» **Job**:
In the lines below, how many hold the word "this"? Answer only with the number.
[start of Task input]
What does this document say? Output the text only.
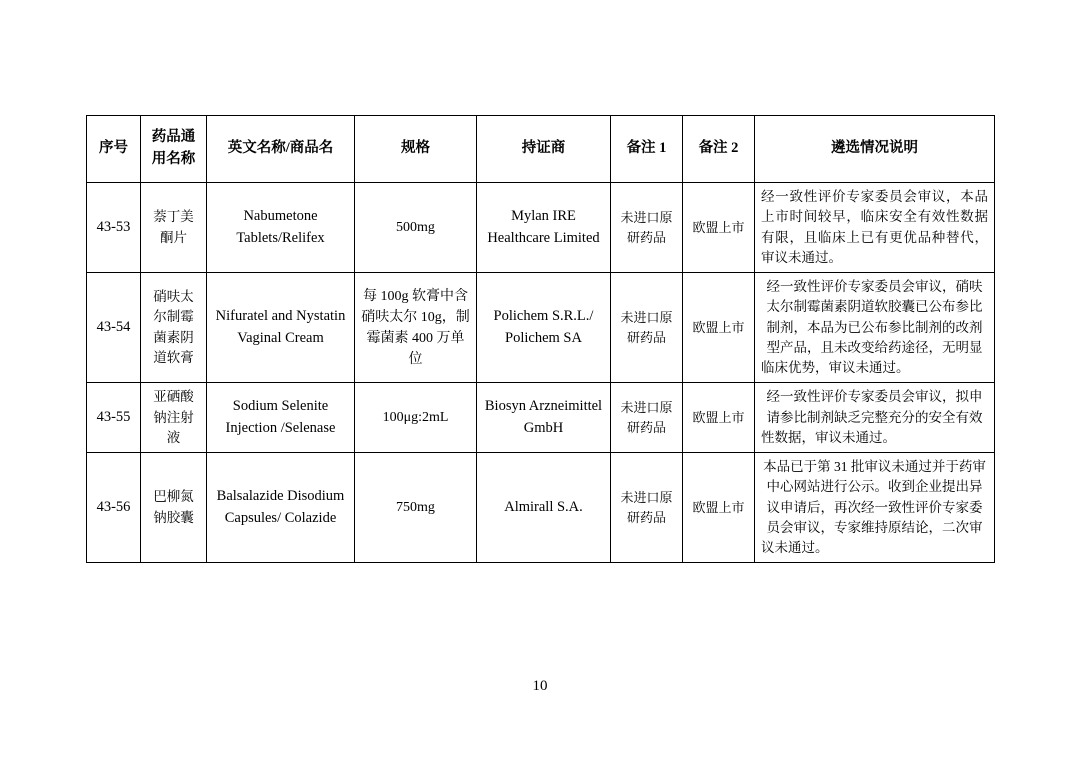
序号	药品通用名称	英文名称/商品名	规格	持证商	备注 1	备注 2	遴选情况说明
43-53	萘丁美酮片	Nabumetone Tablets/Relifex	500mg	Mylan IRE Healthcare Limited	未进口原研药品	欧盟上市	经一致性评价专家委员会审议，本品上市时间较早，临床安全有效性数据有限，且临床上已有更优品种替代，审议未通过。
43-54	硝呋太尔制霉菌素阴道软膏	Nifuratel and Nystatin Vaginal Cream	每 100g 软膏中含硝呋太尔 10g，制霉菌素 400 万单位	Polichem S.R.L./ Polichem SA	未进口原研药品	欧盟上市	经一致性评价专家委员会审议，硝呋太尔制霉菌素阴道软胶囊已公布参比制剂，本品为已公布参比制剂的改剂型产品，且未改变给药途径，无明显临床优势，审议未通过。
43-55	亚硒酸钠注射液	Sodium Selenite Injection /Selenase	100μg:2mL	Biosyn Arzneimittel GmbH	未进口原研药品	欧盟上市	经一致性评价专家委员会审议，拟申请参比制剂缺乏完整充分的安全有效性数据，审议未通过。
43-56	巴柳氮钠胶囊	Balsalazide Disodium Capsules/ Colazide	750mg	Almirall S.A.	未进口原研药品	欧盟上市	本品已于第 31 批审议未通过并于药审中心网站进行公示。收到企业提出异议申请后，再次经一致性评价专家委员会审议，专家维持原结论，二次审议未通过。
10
[end of Task input]
[start of Task input]
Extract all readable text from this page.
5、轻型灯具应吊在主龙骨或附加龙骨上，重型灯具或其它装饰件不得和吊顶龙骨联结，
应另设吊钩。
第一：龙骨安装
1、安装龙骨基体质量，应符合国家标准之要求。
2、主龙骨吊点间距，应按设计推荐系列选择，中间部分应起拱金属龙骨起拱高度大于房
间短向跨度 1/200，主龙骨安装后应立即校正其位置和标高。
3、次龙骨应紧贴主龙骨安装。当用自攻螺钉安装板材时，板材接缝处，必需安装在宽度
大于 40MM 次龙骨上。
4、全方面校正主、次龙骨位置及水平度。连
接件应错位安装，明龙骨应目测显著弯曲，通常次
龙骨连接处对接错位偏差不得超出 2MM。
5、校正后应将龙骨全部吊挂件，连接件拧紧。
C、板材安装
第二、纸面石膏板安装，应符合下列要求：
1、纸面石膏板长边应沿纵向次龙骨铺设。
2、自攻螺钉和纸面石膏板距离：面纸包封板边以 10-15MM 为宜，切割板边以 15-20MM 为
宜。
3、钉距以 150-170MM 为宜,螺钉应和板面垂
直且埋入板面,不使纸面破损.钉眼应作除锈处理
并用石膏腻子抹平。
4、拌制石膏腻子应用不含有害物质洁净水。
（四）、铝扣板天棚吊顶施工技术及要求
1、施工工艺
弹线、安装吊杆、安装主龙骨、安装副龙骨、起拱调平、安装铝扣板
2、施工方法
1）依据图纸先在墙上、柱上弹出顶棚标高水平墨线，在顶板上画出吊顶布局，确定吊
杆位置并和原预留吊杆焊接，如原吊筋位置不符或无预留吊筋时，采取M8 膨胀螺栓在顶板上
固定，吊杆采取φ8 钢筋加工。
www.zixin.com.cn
[end of Task input]
» **Finished answer**:
2